**Task input**:
□ □ □ □ □
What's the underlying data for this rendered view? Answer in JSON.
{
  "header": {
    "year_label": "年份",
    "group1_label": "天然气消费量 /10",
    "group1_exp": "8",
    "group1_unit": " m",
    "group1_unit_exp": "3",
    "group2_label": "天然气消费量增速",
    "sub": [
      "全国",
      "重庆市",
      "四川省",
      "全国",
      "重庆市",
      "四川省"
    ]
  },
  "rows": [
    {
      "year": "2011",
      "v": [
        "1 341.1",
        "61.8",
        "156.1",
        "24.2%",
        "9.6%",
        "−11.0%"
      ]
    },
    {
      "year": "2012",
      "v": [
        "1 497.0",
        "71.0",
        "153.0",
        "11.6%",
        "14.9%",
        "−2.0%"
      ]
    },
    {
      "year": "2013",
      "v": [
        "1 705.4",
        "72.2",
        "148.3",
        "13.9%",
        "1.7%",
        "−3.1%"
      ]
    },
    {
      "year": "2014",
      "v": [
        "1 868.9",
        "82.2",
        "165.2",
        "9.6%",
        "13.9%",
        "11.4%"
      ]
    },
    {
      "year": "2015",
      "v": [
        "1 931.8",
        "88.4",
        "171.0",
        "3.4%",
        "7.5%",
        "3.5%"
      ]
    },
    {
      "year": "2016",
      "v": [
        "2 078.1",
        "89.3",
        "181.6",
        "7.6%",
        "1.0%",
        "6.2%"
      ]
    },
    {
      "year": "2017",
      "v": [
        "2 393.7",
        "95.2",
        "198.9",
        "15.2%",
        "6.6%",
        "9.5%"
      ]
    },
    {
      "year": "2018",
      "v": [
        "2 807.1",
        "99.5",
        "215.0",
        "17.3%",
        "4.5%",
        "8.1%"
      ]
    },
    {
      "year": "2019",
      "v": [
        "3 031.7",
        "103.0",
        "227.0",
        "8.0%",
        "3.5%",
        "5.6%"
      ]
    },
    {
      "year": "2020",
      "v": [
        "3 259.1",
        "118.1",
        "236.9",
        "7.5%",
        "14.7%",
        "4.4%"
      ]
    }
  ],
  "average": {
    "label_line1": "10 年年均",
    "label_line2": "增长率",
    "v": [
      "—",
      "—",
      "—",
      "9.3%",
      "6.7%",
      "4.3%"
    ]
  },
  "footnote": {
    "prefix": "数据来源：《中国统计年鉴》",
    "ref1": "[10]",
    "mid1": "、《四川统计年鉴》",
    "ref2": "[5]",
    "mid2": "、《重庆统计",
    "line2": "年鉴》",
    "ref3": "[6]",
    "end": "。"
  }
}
□ □ □ □ □
**Task brief**: From the listing above, reproduce all the lines exactly.

**Solution to the problem**:
What's the underlying data for this rendered view? Answer in JSON.
{
  "header": {
    "year_label": "年份",
    "group1_label": "天然气消费量 /10",
    "group1_exp": "8",
    "group1_unit": " m",
    "group1_unit_exp": "3",
    "group2_label": "天然气消费量增速",
    "sub": [
      "全国",
      "重庆市",
      "四川省",
      "全国",
      "重庆市",
      "四川省"
    ]
  },
  "rows": [
    {
      "year": "2011",
      "v": [
        "1 341.1",
        "61.8",
        "156.1",
        "24.2%",
        "9.6%",
        "−11.0%"
      ]
    },
    {
      "year": "2012",
      "v": [
        "1 497.0",
        "71.0",
        "153.0",
        "11.6%",
        "14.9%",
        "−2.0%"
      ]
    },
    {
      "year": "2013",
      "v": [
        "1 705.4",
        "72.2",
        "148.3",
        "13.9%",
        "1.7%",
        "−3.1%"
      ]
    },
    {
      "year": "2014",
      "v": [
        "1 868.9",
        "82.2",
        "165.2",
        "9.6%",
        "13.9%",
        "11.4%"
      ]
    },
    {
      "year": "2015",
      "v": [
        "1 931.8",
        "88.4",
        "171.0",
        "3.4%",
        "7.5%",
        "3.5%"
      ]
    },
    {
      "year": "2016",
      "v": [
        "2 078.1",
        "89.3",
        "181.6",
        "7.6%",
        "1.0%",
        "6.2%"
      ]
    },
    {
      "year": "2017",
      "v": [
        "2 393.7",
        "95.2",
        "198.9",
        "15.2%",
        "6.6%",
        "9.5%"
      ]
    },
    {
      "year": "2018",
      "v": [
        "2 807.1",
        "99.5",
        "215.0",
        "17.3%",
        "4.5%",
        "8.1%"
      ]
    },
    {
      "year": "2019",
      "v": [
        "3 031.7",
        "103.0",
        "227.0",
        "8.0%",
        "3.5%",
        "5.6%"
      ]
    },
    {
      "year": "2020",
      "v": [
        "3 259.1",
        "118.1",
        "236.9",
        "7.5%",
        "14.7%",
        "4.4%"
      ]
    }
  ],
  "average": {
    "label_line1": "10 年年均",
    "label_line2": "增长率",
    "v": [
      "—",
      "—",
      "—",
      "9.3%",
      "6.7%",
      "4.3%"
    ]
  },
  "footnote": {
    "prefix": "数据来源：《中国统计年鉴》",
    "ref1": "[10]",
    "mid1": "、《四川统计年鉴》",
    "ref2": "[5]",
    "mid2": "、《重庆统计",
    "line2": "年鉴》",
    "ref3": "[6]",
    "end": "。"
  }
}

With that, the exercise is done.